### PROMPT
Answer with a single number: the count of lines that include the string "تعبیر".

|---|

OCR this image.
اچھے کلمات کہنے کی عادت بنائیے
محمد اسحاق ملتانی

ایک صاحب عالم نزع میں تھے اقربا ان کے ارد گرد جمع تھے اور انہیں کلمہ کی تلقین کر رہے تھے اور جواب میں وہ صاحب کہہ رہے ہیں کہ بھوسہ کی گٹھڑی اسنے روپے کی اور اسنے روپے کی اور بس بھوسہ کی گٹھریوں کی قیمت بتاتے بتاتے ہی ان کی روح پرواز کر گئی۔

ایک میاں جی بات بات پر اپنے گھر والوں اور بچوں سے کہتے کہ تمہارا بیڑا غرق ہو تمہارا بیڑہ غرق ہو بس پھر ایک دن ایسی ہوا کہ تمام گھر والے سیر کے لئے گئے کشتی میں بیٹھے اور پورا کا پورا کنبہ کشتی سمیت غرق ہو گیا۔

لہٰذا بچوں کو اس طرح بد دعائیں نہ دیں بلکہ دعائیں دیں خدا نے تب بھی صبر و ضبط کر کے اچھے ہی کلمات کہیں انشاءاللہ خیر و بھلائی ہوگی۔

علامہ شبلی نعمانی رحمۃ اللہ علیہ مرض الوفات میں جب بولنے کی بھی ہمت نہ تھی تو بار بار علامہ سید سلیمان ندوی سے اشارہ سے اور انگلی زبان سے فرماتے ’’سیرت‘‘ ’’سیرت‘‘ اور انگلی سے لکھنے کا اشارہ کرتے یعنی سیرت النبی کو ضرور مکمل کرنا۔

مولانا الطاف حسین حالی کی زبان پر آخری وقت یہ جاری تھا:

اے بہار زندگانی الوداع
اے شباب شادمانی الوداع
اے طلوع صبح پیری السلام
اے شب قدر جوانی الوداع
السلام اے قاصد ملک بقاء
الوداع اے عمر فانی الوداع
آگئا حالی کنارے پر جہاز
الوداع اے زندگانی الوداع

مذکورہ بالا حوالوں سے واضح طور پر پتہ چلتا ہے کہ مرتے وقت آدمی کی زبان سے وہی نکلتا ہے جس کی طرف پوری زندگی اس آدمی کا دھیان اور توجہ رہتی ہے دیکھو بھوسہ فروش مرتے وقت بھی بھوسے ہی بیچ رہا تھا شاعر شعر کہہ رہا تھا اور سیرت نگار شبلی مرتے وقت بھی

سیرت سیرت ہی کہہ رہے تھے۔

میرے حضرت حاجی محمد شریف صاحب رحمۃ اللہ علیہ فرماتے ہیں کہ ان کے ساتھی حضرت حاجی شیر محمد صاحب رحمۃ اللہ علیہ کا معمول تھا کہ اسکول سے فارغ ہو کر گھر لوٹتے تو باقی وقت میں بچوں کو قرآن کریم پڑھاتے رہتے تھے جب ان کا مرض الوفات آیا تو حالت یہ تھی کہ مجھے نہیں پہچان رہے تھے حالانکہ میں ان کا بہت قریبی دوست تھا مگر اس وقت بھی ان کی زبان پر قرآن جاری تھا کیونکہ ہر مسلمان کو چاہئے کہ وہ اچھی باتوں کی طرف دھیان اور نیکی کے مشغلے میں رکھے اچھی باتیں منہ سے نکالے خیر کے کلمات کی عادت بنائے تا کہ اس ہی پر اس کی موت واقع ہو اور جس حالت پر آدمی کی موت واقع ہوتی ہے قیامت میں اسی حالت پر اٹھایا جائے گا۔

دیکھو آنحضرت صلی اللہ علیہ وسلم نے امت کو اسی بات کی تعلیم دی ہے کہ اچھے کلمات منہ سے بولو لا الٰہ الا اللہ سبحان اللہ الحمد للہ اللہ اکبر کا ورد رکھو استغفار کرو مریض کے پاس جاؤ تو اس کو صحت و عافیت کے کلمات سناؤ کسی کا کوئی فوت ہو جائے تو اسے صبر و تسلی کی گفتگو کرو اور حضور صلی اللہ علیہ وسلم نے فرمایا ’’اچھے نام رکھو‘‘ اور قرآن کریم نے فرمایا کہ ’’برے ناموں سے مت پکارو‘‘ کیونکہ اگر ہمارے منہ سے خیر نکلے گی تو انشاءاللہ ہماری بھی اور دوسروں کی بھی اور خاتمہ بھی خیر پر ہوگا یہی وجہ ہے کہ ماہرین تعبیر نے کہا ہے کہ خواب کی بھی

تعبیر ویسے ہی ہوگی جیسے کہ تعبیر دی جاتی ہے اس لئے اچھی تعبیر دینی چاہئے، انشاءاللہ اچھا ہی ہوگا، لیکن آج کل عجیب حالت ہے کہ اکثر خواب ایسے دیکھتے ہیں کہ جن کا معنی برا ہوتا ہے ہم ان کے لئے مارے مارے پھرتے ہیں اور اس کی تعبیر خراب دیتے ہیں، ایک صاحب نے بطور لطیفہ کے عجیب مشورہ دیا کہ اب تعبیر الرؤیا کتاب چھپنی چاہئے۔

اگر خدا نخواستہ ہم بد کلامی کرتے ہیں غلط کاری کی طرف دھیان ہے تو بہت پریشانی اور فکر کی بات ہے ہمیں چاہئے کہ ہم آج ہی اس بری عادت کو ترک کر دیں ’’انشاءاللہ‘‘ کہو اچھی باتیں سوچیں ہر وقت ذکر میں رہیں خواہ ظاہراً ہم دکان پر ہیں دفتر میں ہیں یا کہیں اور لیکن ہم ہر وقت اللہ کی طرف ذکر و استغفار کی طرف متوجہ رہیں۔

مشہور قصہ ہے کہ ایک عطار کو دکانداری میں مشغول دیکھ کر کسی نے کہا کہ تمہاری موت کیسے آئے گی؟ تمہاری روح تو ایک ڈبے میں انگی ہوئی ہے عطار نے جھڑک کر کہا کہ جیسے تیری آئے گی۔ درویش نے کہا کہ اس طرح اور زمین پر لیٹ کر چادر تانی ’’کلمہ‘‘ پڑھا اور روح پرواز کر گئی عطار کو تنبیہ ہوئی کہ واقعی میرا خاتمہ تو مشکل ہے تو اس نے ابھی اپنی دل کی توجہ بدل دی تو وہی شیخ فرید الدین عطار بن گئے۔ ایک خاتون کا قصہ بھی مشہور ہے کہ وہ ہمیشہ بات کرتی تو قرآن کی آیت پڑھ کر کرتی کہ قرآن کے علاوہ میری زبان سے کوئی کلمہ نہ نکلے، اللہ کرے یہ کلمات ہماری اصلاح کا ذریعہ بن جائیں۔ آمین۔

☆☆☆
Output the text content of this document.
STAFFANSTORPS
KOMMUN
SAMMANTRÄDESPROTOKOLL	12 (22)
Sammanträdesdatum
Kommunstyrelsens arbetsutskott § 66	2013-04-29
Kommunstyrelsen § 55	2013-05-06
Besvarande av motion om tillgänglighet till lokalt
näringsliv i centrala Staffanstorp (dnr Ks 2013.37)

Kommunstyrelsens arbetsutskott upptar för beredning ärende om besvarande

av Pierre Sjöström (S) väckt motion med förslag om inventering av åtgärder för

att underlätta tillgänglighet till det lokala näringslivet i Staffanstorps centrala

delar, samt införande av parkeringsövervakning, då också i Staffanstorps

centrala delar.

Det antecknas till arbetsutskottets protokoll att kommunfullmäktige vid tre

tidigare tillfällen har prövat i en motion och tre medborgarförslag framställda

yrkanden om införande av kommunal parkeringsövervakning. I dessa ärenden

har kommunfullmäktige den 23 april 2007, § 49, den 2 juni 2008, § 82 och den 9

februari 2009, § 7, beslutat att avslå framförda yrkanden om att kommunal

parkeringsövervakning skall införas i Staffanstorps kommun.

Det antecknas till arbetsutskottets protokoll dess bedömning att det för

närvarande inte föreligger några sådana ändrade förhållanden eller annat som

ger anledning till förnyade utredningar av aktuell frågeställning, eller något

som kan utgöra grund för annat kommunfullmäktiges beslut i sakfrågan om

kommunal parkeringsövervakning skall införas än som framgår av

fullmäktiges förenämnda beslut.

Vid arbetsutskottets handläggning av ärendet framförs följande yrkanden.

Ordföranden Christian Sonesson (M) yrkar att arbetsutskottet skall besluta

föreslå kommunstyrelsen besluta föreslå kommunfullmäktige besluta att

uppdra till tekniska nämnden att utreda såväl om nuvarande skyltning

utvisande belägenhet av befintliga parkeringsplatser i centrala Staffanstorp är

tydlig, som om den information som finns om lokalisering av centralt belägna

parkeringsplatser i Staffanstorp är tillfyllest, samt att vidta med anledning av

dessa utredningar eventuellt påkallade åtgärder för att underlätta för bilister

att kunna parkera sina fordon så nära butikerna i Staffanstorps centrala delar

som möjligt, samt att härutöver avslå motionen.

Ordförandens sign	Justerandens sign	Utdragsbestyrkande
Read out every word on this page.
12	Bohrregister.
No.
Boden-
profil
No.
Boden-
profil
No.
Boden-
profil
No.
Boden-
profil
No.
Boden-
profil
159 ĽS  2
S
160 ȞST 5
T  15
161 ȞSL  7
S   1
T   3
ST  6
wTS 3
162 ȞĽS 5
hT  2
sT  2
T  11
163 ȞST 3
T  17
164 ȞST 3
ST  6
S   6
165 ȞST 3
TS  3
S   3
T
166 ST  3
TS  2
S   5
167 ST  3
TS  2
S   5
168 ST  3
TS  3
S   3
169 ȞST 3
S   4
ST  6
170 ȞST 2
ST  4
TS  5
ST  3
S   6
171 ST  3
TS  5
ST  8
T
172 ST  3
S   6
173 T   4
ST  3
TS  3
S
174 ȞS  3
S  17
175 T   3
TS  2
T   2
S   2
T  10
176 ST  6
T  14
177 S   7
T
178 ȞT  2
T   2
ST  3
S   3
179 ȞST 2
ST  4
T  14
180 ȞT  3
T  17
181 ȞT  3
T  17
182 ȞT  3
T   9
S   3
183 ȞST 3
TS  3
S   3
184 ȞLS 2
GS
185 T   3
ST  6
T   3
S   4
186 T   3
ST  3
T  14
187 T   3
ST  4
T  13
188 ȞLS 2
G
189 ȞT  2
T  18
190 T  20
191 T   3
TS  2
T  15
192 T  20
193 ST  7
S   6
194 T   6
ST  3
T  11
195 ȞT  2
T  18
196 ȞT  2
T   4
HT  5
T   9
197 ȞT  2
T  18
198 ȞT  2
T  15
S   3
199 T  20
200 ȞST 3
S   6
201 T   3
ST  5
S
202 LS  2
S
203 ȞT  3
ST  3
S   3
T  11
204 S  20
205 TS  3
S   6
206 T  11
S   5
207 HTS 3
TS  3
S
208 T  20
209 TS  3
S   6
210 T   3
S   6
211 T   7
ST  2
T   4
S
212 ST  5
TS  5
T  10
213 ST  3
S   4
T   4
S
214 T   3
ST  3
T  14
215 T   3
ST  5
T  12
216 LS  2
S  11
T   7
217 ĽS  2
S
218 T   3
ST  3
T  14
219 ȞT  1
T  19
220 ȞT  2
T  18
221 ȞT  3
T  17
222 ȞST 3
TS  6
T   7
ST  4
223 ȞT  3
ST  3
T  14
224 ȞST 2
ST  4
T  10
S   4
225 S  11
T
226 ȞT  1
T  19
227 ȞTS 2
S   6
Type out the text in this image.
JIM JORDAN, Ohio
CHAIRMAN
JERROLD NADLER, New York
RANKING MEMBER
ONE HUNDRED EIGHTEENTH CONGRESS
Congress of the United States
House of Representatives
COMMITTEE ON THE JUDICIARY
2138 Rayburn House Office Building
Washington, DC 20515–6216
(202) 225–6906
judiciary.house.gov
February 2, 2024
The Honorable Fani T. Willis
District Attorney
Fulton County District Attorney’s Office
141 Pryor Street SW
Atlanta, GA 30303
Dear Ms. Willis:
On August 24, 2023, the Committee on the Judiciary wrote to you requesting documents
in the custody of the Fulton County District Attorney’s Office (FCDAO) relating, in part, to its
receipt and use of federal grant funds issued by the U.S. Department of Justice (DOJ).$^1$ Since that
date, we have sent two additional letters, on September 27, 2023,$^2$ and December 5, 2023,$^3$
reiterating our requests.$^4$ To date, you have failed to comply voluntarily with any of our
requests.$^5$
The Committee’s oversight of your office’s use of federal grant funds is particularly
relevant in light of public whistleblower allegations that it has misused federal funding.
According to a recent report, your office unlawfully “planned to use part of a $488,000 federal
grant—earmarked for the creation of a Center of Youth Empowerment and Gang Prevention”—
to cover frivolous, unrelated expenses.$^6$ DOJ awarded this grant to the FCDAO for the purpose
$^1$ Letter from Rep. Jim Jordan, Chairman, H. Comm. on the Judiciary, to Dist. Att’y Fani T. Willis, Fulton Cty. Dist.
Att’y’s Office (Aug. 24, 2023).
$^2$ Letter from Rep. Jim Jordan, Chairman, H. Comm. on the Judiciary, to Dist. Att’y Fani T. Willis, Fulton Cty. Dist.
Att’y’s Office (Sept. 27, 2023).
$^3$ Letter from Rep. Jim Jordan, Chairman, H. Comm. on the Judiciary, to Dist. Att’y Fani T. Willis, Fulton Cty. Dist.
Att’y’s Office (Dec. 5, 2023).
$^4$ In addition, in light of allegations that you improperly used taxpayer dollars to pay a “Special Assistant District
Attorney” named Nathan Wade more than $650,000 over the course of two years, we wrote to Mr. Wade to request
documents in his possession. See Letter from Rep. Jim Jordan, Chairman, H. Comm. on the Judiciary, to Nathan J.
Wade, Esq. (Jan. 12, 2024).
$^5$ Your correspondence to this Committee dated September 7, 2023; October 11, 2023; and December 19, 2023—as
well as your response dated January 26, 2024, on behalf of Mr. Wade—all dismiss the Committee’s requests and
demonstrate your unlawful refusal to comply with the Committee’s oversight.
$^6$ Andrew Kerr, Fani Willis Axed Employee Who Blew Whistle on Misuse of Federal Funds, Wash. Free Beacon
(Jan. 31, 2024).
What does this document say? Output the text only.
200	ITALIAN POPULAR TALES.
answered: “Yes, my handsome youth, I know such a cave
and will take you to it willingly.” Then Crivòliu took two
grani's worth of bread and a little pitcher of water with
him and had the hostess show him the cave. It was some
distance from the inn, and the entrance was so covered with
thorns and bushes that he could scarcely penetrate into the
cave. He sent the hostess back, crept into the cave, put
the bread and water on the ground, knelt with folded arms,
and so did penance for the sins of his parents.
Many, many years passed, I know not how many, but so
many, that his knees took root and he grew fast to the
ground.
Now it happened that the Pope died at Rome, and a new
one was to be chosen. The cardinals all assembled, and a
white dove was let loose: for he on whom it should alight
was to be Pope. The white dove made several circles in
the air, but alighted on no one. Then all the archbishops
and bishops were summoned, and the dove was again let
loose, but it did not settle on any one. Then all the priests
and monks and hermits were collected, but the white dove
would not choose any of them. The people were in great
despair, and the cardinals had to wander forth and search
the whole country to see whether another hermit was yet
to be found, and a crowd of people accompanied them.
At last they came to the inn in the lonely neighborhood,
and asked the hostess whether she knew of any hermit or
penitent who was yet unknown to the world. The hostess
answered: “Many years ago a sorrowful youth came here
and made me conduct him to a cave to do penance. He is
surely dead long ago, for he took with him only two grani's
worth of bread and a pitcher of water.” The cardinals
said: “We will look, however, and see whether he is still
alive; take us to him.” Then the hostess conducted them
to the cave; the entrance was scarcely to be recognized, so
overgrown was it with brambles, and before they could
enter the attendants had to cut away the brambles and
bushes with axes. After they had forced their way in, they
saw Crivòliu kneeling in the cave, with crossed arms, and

|---|

### EXERCISE OUTPUT
2